### EXERCISE INPUTS
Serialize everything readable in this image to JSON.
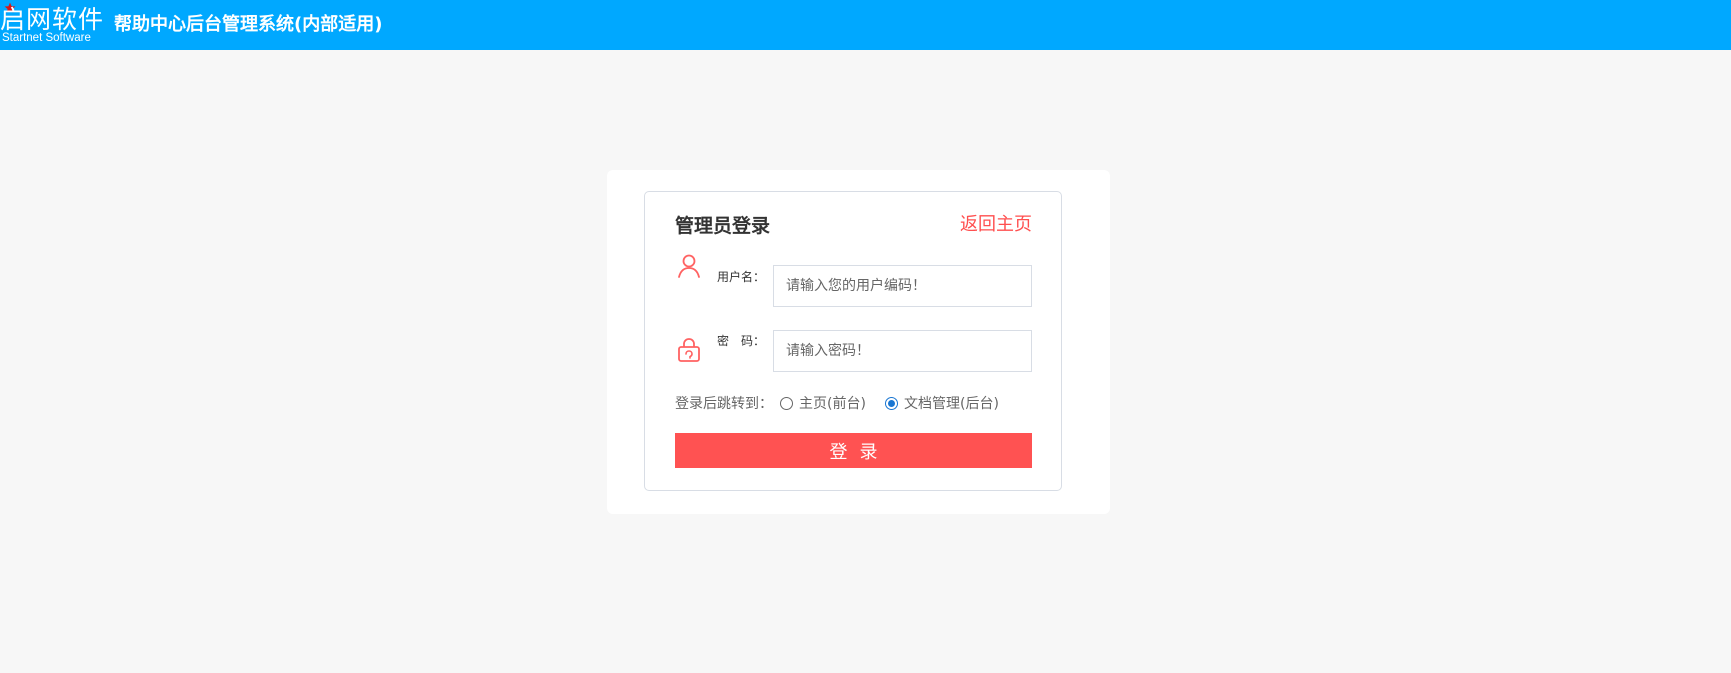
{
  "header": {
    "logo_text": "启网软件",
    "logo_subtitle": "Startnet Software",
    "system_title": "帮助中心后台管理系统(内部适用)"
  },
  "login": {
    "title": "管理员登录",
    "back_link": "返回主页",
    "username_label": "用户名：",
    "username_placeholder": "请输入您的用户编码！",
    "password_label": "密　码：",
    "password_placeholder": "请输入密码！",
    "redirect_label": "登录后跳转到：",
    "redirect_options": [
      {
        "label": "主页(前台)",
        "selected": false
      },
      {
        "label": "文档管理(后台)",
        "selected": true
      }
    ],
    "submit_button": "登录"
  },
  "colors": {
    "header": "#00a8ff",
    "accent": "#ff5252",
    "radio_selected": "#1976d2"
  },
  "icons": {
    "user": "user-icon",
    "password": "lock-icon",
    "logo_star": "star-icon"
  }
}
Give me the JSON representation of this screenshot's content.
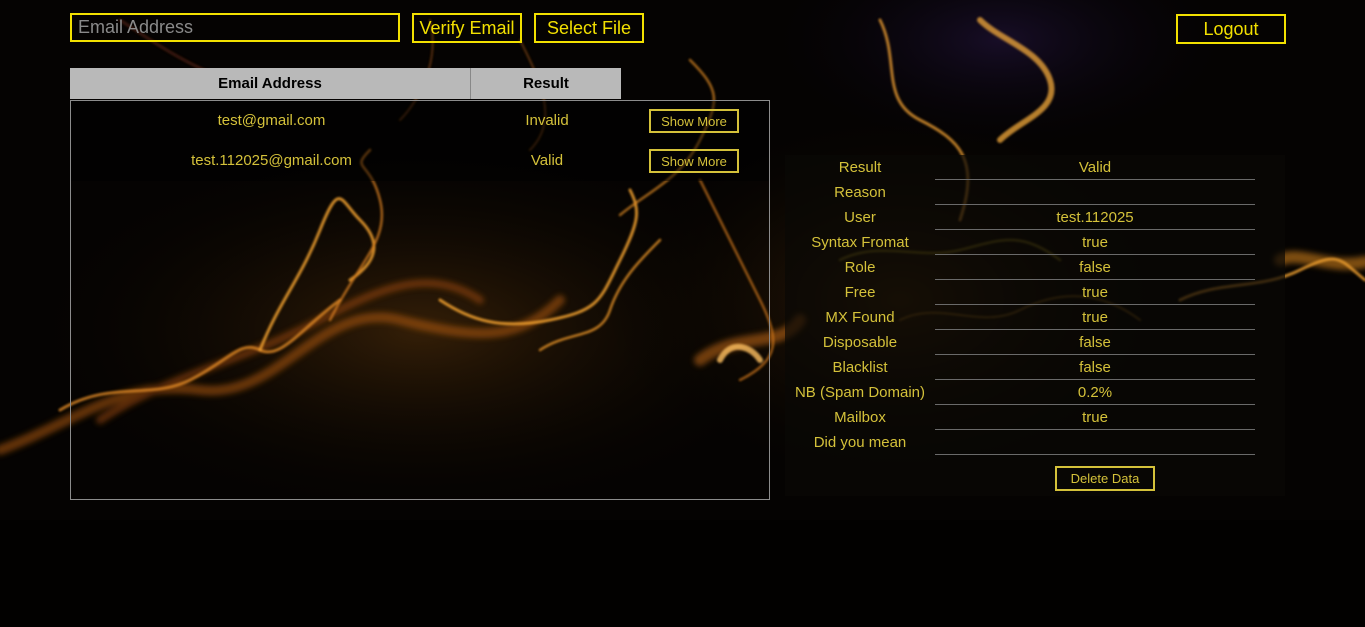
{
  "header": {
    "email_placeholder": "Email Address",
    "verify_label": "Verify Email",
    "select_label": "Select File",
    "logout_label": "Logout"
  },
  "table": {
    "columns": [
      "Email Address",
      "Result"
    ],
    "rows": [
      {
        "email": "test@gmail.com",
        "result": "Invalid",
        "action": "Show More"
      },
      {
        "email": "test.112025@gmail.com",
        "result": "Valid",
        "action": "Show More"
      }
    ]
  },
  "details": {
    "rows": [
      {
        "label": "Result",
        "value": "Valid"
      },
      {
        "label": "Reason",
        "value": ""
      },
      {
        "label": "User",
        "value": "test.112025"
      },
      {
        "label": "Syntax Fromat",
        "value": "true"
      },
      {
        "label": "Role",
        "value": "false"
      },
      {
        "label": "Free",
        "value": "true"
      },
      {
        "label": "MX Found",
        "value": "true"
      },
      {
        "label": "Disposable",
        "value": "false"
      },
      {
        "label": "Blacklist",
        "value": "false"
      },
      {
        "label": "NB (Spam Domain)",
        "value": "0.2%"
      },
      {
        "label": "Mailbox",
        "value": "true"
      },
      {
        "label": "Did you mean",
        "value": ""
      }
    ],
    "delete_label": "Delete Data"
  },
  "colors": {
    "accent": "#f2e000",
    "text": "#d4c13a",
    "header_bg": "#b9b9b9"
  }
}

### WHAT YOU SHOULD DO
Where a line in the material contains "JSON", copy that line.

### FULL SOLUTION
Serialize everything readable in this image to JSON.
Give me the JSON representation of this screenshot's content.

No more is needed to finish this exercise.